# [Assigned task]
Print the listing exactly as it stands. Skip every picture.

= = =

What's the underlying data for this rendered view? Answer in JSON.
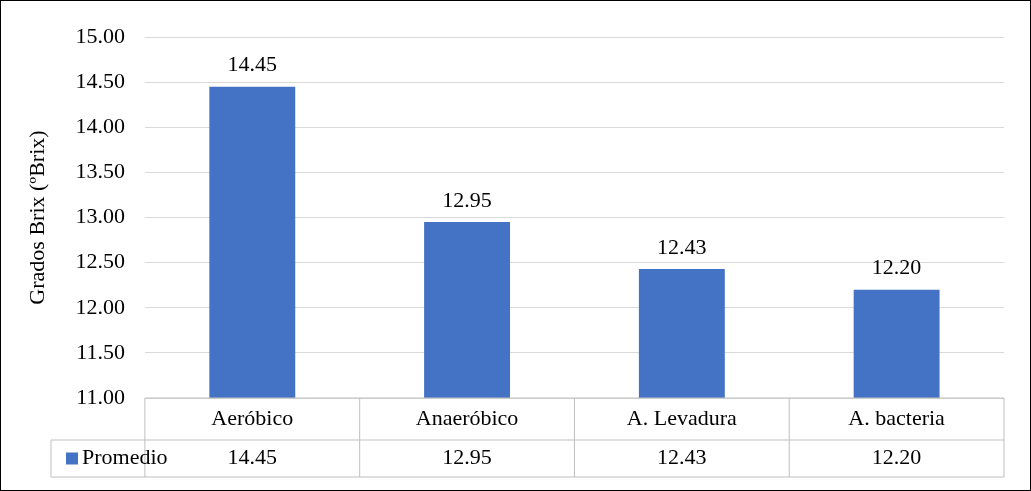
{
  "chart_data": {
    "type": "bar",
    "ylabel": "Grados Brix (ºBrix)",
    "categories": [
      "Aeróbico",
      "Anaeróbico",
      "A. Levadura",
      "A. bacteria"
    ],
    "series": [
      {
        "name": "Promedio",
        "color": "#4472c4",
        "values": [
          14.45,
          12.95,
          12.43,
          12.2
        ],
        "value_labels": [
          "14.45",
          "12.95",
          "12.43",
          "12.20"
        ]
      }
    ],
    "ylim": [
      11,
      15
    ],
    "yticks": [
      {
        "value": 11,
        "label": "11.00"
      },
      {
        "value": 11.5,
        "label": "11.50"
      },
      {
        "value": 12,
        "label": "12.00"
      },
      {
        "value": 12.5,
        "label": "12.50"
      },
      {
        "value": 13,
        "label": "13.00"
      },
      {
        "value": 13.5,
        "label": "13.50"
      },
      {
        "value": 14,
        "label": "14.00"
      },
      {
        "value": 14.5,
        "label": "14.50"
      },
      {
        "value": 15,
        "label": "15.00"
      }
    ],
    "grid": true,
    "legend": "bottom"
  }
}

= = =

# [The completed task]
What's the underlying data for this rendered view? Answer in JSON.
{
  "chart_data": {
    "type": "bar",
    "ylabel": "Grados Brix (ºBrix)",
    "categories": [
      "Aeróbico",
      "Anaeróbico",
      "A. Levadura",
      "A. bacteria"
    ],
    "series": [
      {
        "name": "Promedio",
        "color": "#4472c4",
        "values": [
          14.45,
          12.95,
          12.43,
          12.2
        ],
        "value_labels": [
          "14.45",
          "12.95",
          "12.43",
          "12.20"
        ]
      }
    ],
    "ylim": [
      11,
      15
    ],
    "yticks": [
      {
        "value": 11,
        "label": "11.00"
      },
      {
        "value": 11.5,
        "label": "11.50"
      },
      {
        "value": 12,
        "label": "12.00"
      },
      {
        "value": 12.5,
        "label": "12.50"
      },
      {
        "value": 13,
        "label": "13.00"
      },
      {
        "value": 13.5,
        "label": "13.50"
      },
      {
        "value": 14,
        "label": "14.00"
      },
      {
        "value": 14.5,
        "label": "14.50"
      },
      {
        "value": 15,
        "label": "15.00"
      }
    ],
    "grid": true,
    "legend": "bottom"
  }
}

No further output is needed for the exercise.